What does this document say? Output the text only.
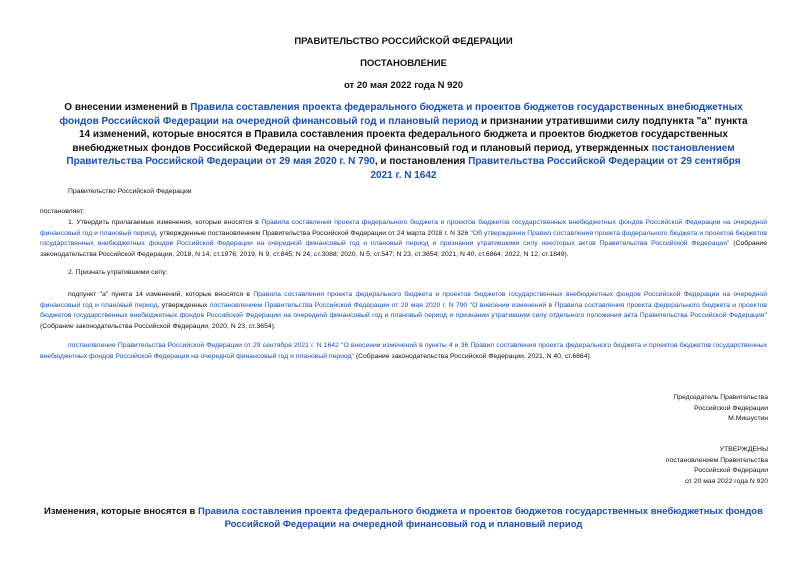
ПРАВИТЕЛЬСТВО РОССИЙСКОЙ ФЕДЕРАЦИИ
ПОСТАНОВЛЕНИЕ
от 20 мая 2022 года N 920
О внесении изменений в Правила составления проекта федерального бюджета и проектов бюджетов государственных внебюджетных фондов Российской Федерации на очередной финансовый год и плановый период и признании утратившими силу подпункта "а" пункта 14 изменений, которые вносятся в Правила составления проекта федерального бюджета и проектов бюджетов государственных внебюджетных фондов Российской Федерации на очередной финансовый год и плановый период, утвержденных постановлением Правительства Российской Федерации от 29 мая 2020 г. N 790, и постановления Правительства Российской Федерации от 29 сентября 2021 г. N 1642
Правительство Российской Федерации
постановляет:
1. Утвердить прилагаемые изменения, которые вносятся в Правила составления проекта федерального бюджета и проектов бюджетов государственных внебюджетных фондов Российской Федерации на очередной финансовый год и плановый период, утвержденные постановлением Правительства Российской Федерации от 24 марта 2018 г. N 326 "Об утверждении Правил составления проекта федерального бюджета и проектов бюджетов государственных внебюджетных фондов Российской Федерации на очередной финансовый год и плановый период и признании утратившими силу некоторых актов Правительства Российской Федерации" (Собрание законодательства Российской Федерации, 2018, N 14, ст.1976; 2019, N 9, ст.845; N 24, ст.3088; 2020, N 5, ст.547; N 23, ст.3654; 2021, N 40, ст.6864; 2022, N 12, ст.1849).
2. Признать утратившими силу:
подпункт "а" пункта 14 изменений, которые вносятся в Правила составления проекта федерального бюджета и проектов бюджетов государственных внебюджетных фондов Российской Федерации на очередной финансовый год и плановый период, утвержденных постановлением Правительства Российской Федерации от 29 мая 2020 г. N 790 "О внесении изменений в Правила составления проекта федерального бюджета и проектов бюджетов государственных внебюджетных фондов Российской Федерации на очередной финансовый год и плановый период и признании утратившим силу отдельного положения акта Правительства Российской Федерации" (Собрание законодательства Российской Федерации, 2020, N 23, ст.3654);
постановление Правительства Российской Федерации от 29 сентября 2021 г. N 1642 "О внесении изменений в пункты 4 и 36 Правил составления проекта федерального бюджета и проектов бюджетов государственных внебюджетных фондов Российской Федерации на очередной финансовый год и плановый период" (Собрание законодательства Российской Федерации, 2021, N 40, ст.6864).
Председатель Правительства
Российской Федерации
М.Мишустин
УТВЕРЖДЕНЫ
постановлением Правительства
Российской Федерации
от 20 мая 2022 года N 920
Изменения, которые вносятся в Правила составления проекта федерального бюджета и проектов бюджетов государственных внебюджетных фондов Российской Федерации на очередной финансовый год и плановый период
——————————
> [GIVEN TASK]: Every line of the data above should be quoted exactly. Omit the pictures.

> [EXERCISE RESULT]:
What does this document say? Output the text only.
ПРАВИТЕЛЬСТВО РОССИЙСКОЙ ФЕДЕРАЦИИ
ПОСТАНОВЛЕНИЕ
от 20 мая 2022 года N 920
О внесении изменений в Правила составления проекта федерального бюджета и проектов бюджетов государственных внебюджетных фондов Российской Федерации на очередной финансовый год и плановый период и признании утратившими силу подпункта "а" пункта 14 изменений, которые вносятся в Правила составления проекта федерального бюджета и проектов бюджетов государственных внебюджетных фондов Российской Федерации на очередной финансовый год и плановый период, утвержденных постановлением Правительства Российской Федерации от 29 мая 2020 г. N 790, и постановления Правительства Российской Федерации от 29 сентября 2021 г. N 1642
Правительство Российской Федерации
постановляет:
1. Утвердить прилагаемые изменения, которые вносятся в Правила составления проекта федерального бюджета и проектов бюджетов государственных внебюджетных фондов Российской Федерации на очередной финансовый год и плановый период, утвержденные постановлением Правительства Российской Федерации от 24 марта 2018 г. N 326 "Об утверждении Правил составления проекта федерального бюджета и проектов бюджетов государственных внебюджетных фондов Российской Федерации на очередной финансовый год и плановый период и признании утратившими силу некоторых актов Правительства Российской Федерации" (Собрание законодательства Российской Федерации, 2018, N 14, ст.1976; 2019, N 9, ст.845; N 24, ст.3088; 2020, N 5, ст.547; N 23, ст.3654; 2021, N 40, ст.6864; 2022, N 12, ст.1849).
2. Признать утратившими силу:
подпункт "а" пункта 14 изменений, которые вносятся в Правила составления проекта федерального бюджета и проектов бюджетов государственных внебюджетных фондов Российской Федерации на очередной финансовый год и плановый период, утвержденных постановлением Правительства Российской Федерации от 29 мая 2020 г. N 790 "О внесении изменений в Правила составления проекта федерального бюджета и проектов бюджетов государственных внебюджетных фондов Российской Федерации на очередной финансовый год и плановый период и признании утратившим силу отдельного положения акта Правительства Российской Федерации" (Собрание законодательства Российской Федерации, 2020, N 23, ст.3654);
постановление Правительства Российской Федерации от 29 сентября 2021 г. N 1642 "О внесении изменений в пункты 4 и 36 Правил составления проекта федерального бюджета и проектов бюджетов государственных внебюджетных фондов Российской Федерации на очередной финансовый год и плановый период" (Собрание законодательства Российской Федерации, 2021, N 40, ст.6864).
Председатель Правительства
Российской Федерации
М.Мишустин
УТВЕРЖДЕНЫ
постановлением Правительства
Российской Федерации
от 20 мая 2022 года N 920
Изменения, которые вносятся в Правила составления проекта федерального бюджета и проектов бюджетов государственных внебюджетных фондов Российской Федерации на очередной финансовый год и плановый период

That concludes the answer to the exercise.